■ Provided information ■
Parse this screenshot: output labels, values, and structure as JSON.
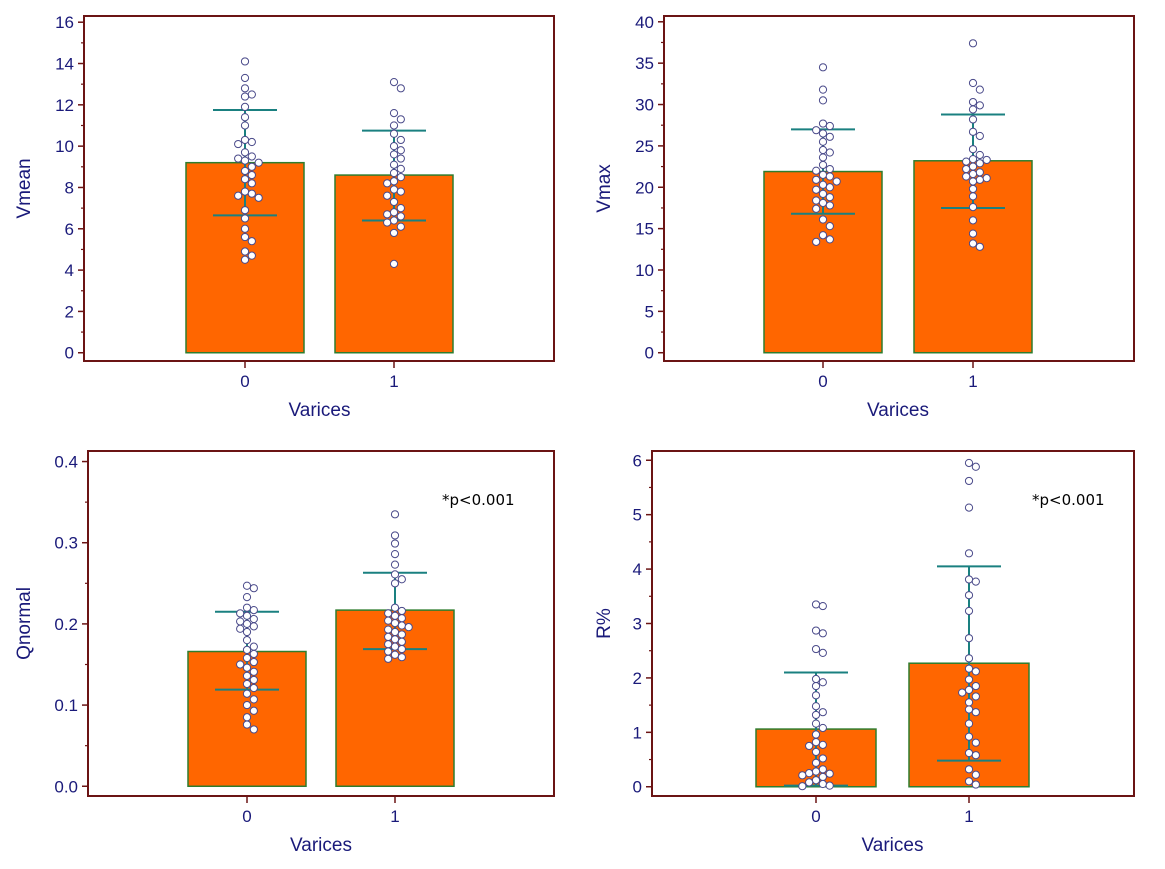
{
  "colors": {
    "frame": "#6b1414",
    "text": "#1a1a7a",
    "annotation": "#000000",
    "bar_fill": "#ff6600",
    "bar_edge": "#2e7d2e",
    "errorbar": "#1a8080",
    "point_edge": "#4a4a8a",
    "point_fill": "#ffffff"
  },
  "chart_data": [
    {
      "type": "bar",
      "ylabel": "Vmean",
      "xlabel": "Varices",
      "categories": [
        "0",
        "1"
      ],
      "values": [
        9.2,
        8.6
      ],
      "error_upper": [
        11.75,
        10.75
      ],
      "error_lower": [
        6.65,
        6.4
      ],
      "ylim": [
        -0.4,
        16.3
      ],
      "yticks": [
        0,
        2,
        4,
        6,
        8,
        10,
        12,
        14,
        16
      ],
      "ytick_labels": [
        "0",
        "2",
        "4",
        "6",
        "8",
        "10",
        "12",
        "14",
        "16"
      ],
      "annotation": "",
      "points": [
        [
          14.1,
          13.3,
          12.8,
          12.5,
          12.4,
          11.9,
          11.4,
          11.0,
          10.3,
          10.2,
          10.1,
          9.7,
          9.5,
          9.4,
          9.3,
          9.2,
          9.0,
          8.8,
          8.6,
          8.4,
          8.2,
          7.8,
          7.7,
          7.6,
          7.5,
          6.9,
          6.5,
          6.0,
          5.6,
          5.4,
          4.9,
          4.7,
          4.5
        ],
        [
          13.1,
          12.8,
          11.6,
          11.3,
          11.0,
          10.6,
          10.3,
          10.0,
          9.8,
          9.6,
          9.4,
          9.1,
          8.9,
          8.7,
          8.5,
          8.3,
          8.2,
          7.9,
          7.8,
          7.6,
          7.3,
          7.0,
          6.8,
          6.7,
          6.6,
          6.4,
          6.3,
          6.1,
          5.8,
          4.3
        ]
      ]
    },
    {
      "type": "bar",
      "ylabel": "Vmax",
      "xlabel": "Varices",
      "categories": [
        "0",
        "1"
      ],
      "values": [
        21.9,
        23.2
      ],
      "error_upper": [
        27.0,
        28.8
      ],
      "error_lower": [
        16.8,
        17.5
      ],
      "ylim": [
        -1,
        40.7
      ],
      "yticks": [
        0,
        5,
        10,
        15,
        20,
        25,
        30,
        35,
        40
      ],
      "ytick_labels": [
        "0",
        "5",
        "10",
        "15",
        "20",
        "25",
        "30",
        "35",
        "40"
      ],
      "annotation": "",
      "points": [
        [
          34.5,
          31.8,
          30.5,
          27.7,
          27.4,
          26.9,
          26.5,
          26.1,
          25.5,
          24.5,
          24.2,
          23.6,
          22.7,
          22.2,
          22.0,
          21.5,
          21.3,
          20.9,
          20.7,
          20.3,
          20.0,
          19.7,
          19.2,
          18.8,
          18.4,
          18.1,
          17.8,
          17.4,
          16.1,
          15.3,
          14.2,
          13.7,
          13.4
        ],
        [
          37.4,
          32.6,
          31.8,
          30.3,
          29.9,
          29.4,
          28.2,
          26.7,
          26.2,
          24.6,
          23.9,
          23.4,
          23.3,
          23.1,
          22.9,
          22.5,
          22.2,
          21.8,
          21.6,
          21.3,
          21.1,
          20.9,
          20.7,
          19.8,
          18.9,
          17.6,
          16.0,
          14.4,
          13.2,
          12.8
        ]
      ]
    },
    {
      "type": "bar",
      "ylabel": "Qnormal",
      "xlabel": "Varices",
      "categories": [
        "0",
        "1"
      ],
      "values": [
        0.166,
        0.217
      ],
      "error_upper": [
        0.215,
        0.263
      ],
      "error_lower": [
        0.119,
        0.169
      ],
      "ylim": [
        -0.012,
        0.413
      ],
      "yticks": [
        0,
        0.1,
        0.2,
        0.3,
        0.4
      ],
      "ytick_labels": [
        "0.0",
        "0.1",
        "0.2",
        "0.3",
        "0.4"
      ],
      "annotation": "*p<0.001",
      "points": [
        [
          0.247,
          0.244,
          0.233,
          0.22,
          0.217,
          0.213,
          0.21,
          0.206,
          0.203,
          0.2,
          0.197,
          0.194,
          0.19,
          0.18,
          0.172,
          0.168,
          0.163,
          0.158,
          0.153,
          0.15,
          0.146,
          0.141,
          0.136,
          0.131,
          0.126,
          0.121,
          0.114,
          0.107,
          0.1,
          0.093,
          0.085,
          0.076,
          0.07
        ],
        [
          0.335,
          0.309,
          0.299,
          0.286,
          0.273,
          0.261,
          0.255,
          0.25,
          0.22,
          0.216,
          0.213,
          0.21,
          0.207,
          0.204,
          0.201,
          0.198,
          0.196,
          0.193,
          0.19,
          0.187,
          0.184,
          0.181,
          0.178,
          0.175,
          0.172,
          0.169,
          0.166,
          0.162,
          0.159,
          0.157
        ]
      ]
    },
    {
      "type": "bar",
      "ylabel": "R%",
      "xlabel": "Varices",
      "categories": [
        "0",
        "1"
      ],
      "values": [
        1.06,
        2.27
      ],
      "error_upper": [
        2.1,
        4.05
      ],
      "error_lower": [
        0.02,
        0.48
      ],
      "ylim": [
        -0.17,
        6.17
      ],
      "yticks": [
        0,
        1,
        2,
        3,
        4,
        5,
        6
      ],
      "ytick_labels": [
        "0",
        "1",
        "2",
        "3",
        "4",
        "5",
        "6"
      ],
      "annotation": "*p<0.001",
      "points": [
        [
          3.35,
          3.32,
          2.87,
          2.82,
          2.53,
          2.46,
          1.98,
          1.92,
          1.85,
          1.68,
          1.48,
          1.37,
          1.32,
          1.16,
          1.08,
          0.96,
          0.82,
          0.77,
          0.75,
          0.64,
          0.52,
          0.44,
          0.32,
          0.28,
          0.25,
          0.24,
          0.21,
          0.18,
          0.12,
          0.08,
          0.05,
          0.02,
          0.01
        ],
        [
          5.95,
          5.88,
          5.62,
          5.13,
          4.29,
          3.81,
          3.77,
          3.52,
          3.23,
          2.73,
          2.36,
          2.17,
          2.12,
          1.97,
          1.85,
          1.78,
          1.73,
          1.66,
          1.55,
          1.42,
          1.37,
          1.16,
          0.92,
          0.81,
          0.62,
          0.58,
          0.32,
          0.22,
          0.1,
          0.04
        ]
      ]
    }
  ]
}
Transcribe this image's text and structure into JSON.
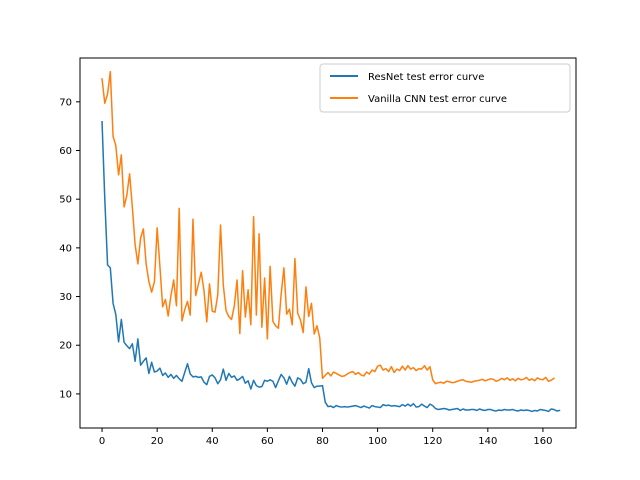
{
  "chart_data": {
    "type": "line",
    "title": "",
    "xlabel": "",
    "ylabel": "",
    "xlim": [
      -8,
      172
    ],
    "ylim": [
      3,
      79
    ],
    "xticks": [
      0,
      20,
      40,
      60,
      80,
      100,
      120,
      140,
      160
    ],
    "yticks": [
      10,
      20,
      30,
      40,
      50,
      60,
      70
    ],
    "grid": false,
    "legend": "top-right",
    "series": [
      {
        "name": "ResNet test error curve",
        "color": "#1f77b4",
        "x_start": 0,
        "values": [
          65.9,
          50.0,
          36.5,
          35.9,
          28.6,
          26.3,
          20.7,
          25.3,
          20.6,
          19.9,
          19.3,
          20.3,
          16.7,
          21.3,
          15.9,
          16.7,
          17.4,
          14.2,
          16.5,
          14.5,
          14.7,
          15.3,
          13.8,
          14.3,
          13.4,
          14.0,
          13.2,
          13.8,
          13.1,
          12.6,
          14.4,
          16.2,
          14.1,
          13.5,
          13.6,
          13.4,
          13.5,
          12.4,
          11.9,
          13.6,
          13.9,
          13.3,
          12.1,
          12.9,
          15.1,
          12.8,
          14.2,
          13.4,
          13.7,
          12.8,
          13.1,
          13.6,
          12.2,
          12.7,
          11.0,
          12.8,
          11.7,
          11.4,
          11.5,
          12.8,
          12.6,
          12.9,
          12.6,
          11.3,
          12.7,
          14.0,
          13.3,
          12.0,
          13.6,
          12.4,
          11.6,
          13.3,
          13.0,
          12.1,
          12.4,
          15.2,
          12.3,
          11.3,
          11.6,
          11.6,
          11.7,
          8.3,
          7.4,
          7.5,
          7.2,
          7.6,
          7.4,
          7.3,
          7.4,
          7.3,
          7.4,
          7.5,
          7.6,
          7.4,
          7.2,
          7.5,
          7.3,
          7.1,
          7.6,
          7.4,
          7.3,
          7.2,
          7.8,
          7.6,
          7.7,
          7.5,
          7.6,
          7.5,
          7.4,
          7.8,
          7.5,
          7.9,
          7.5,
          8.0,
          7.3,
          7.4,
          7.9,
          7.5,
          7.2,
          7.9,
          7.6,
          7.0,
          6.8,
          6.9,
          7.0,
          6.9,
          6.7,
          6.8,
          6.9,
          7.0,
          6.6,
          6.9,
          6.7,
          6.7,
          6.8,
          6.8,
          6.6,
          6.9,
          6.7,
          6.6,
          6.8,
          6.8,
          6.6,
          6.5,
          6.7,
          6.6,
          6.8,
          6.7,
          6.7,
          6.8,
          6.6,
          6.5,
          6.7,
          6.6,
          6.7,
          6.6,
          6.4,
          6.6,
          6.5,
          6.8,
          6.7,
          6.6,
          6.4,
          6.9,
          6.8,
          6.5,
          6.6
        ]
      },
      {
        "name": "Vanilla CNN test error curve",
        "color": "#ff7f0e",
        "x_start": 0,
        "values": [
          74.7,
          69.7,
          71.6,
          76.2,
          62.9,
          61.0,
          55.0,
          59.1,
          48.4,
          50.8,
          55.2,
          48.3,
          40.7,
          36.7,
          42.0,
          43.9,
          36.7,
          33.1,
          30.9,
          33.0,
          44.1,
          36.2,
          27.9,
          29.4,
          26.0,
          30.2,
          33.4,
          28.1,
          48.1,
          25.0,
          27.3,
          29.0,
          26.2,
          45.9,
          30.2,
          32.6,
          35.0,
          31.2,
          24.8,
          32.6,
          27.0,
          26.8,
          30.4,
          44.7,
          32.4,
          27.1,
          25.9,
          25.3,
          28.1,
          33.4,
          22.4,
          35.3,
          25.8,
          31.4,
          24.2,
          46.4,
          26.2,
          42.9,
          23.7,
          33.8,
          21.3,
          36.2,
          24.9,
          24.0,
          23.5,
          30.5,
          35.9,
          26.4,
          27.4,
          24.2,
          37.8,
          26.6,
          25.2,
          22.6,
          32.0,
          25.9,
          28.6,
          22.3,
          24.0,
          21.5,
          13.2,
          13.8,
          14.4,
          13.7,
          14.5,
          14.2,
          13.9,
          13.6,
          13.7,
          14.1,
          14.4,
          14.6,
          14.0,
          14.4,
          13.9,
          13.7,
          14.5,
          14.1,
          14.9,
          14.6,
          15.7,
          15.9,
          14.9,
          15.2,
          14.6,
          15.6,
          14.4,
          15.1,
          14.8,
          15.7,
          14.9,
          15.8,
          15.1,
          15.4,
          14.8,
          15.2,
          15.1,
          15.8,
          14.9,
          15.6,
          12.9,
          12.1,
          12.3,
          12.4,
          12.2,
          12.6,
          12.5,
          12.3,
          12.4,
          12.6,
          12.8,
          12.9,
          12.6,
          12.5,
          12.4,
          12.6,
          12.7,
          12.8,
          13.0,
          12.7,
          12.9,
          13.1,
          13.0,
          12.6,
          12.8,
          13.2,
          12.9,
          13.3,
          12.8,
          13.1,
          12.7,
          13.2,
          12.9,
          13.0,
          13.4,
          12.8,
          13.1,
          12.7,
          13.3,
          13.0,
          12.9,
          13.4,
          12.6,
          12.8,
          13.2
        ]
      }
    ]
  }
}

■ Problem ■
Go through the records and gather the lines that hold "test".

■ Complete answer ■
        "name": "ResNet test error curve",
        "name": "Vanilla CNN test error curve",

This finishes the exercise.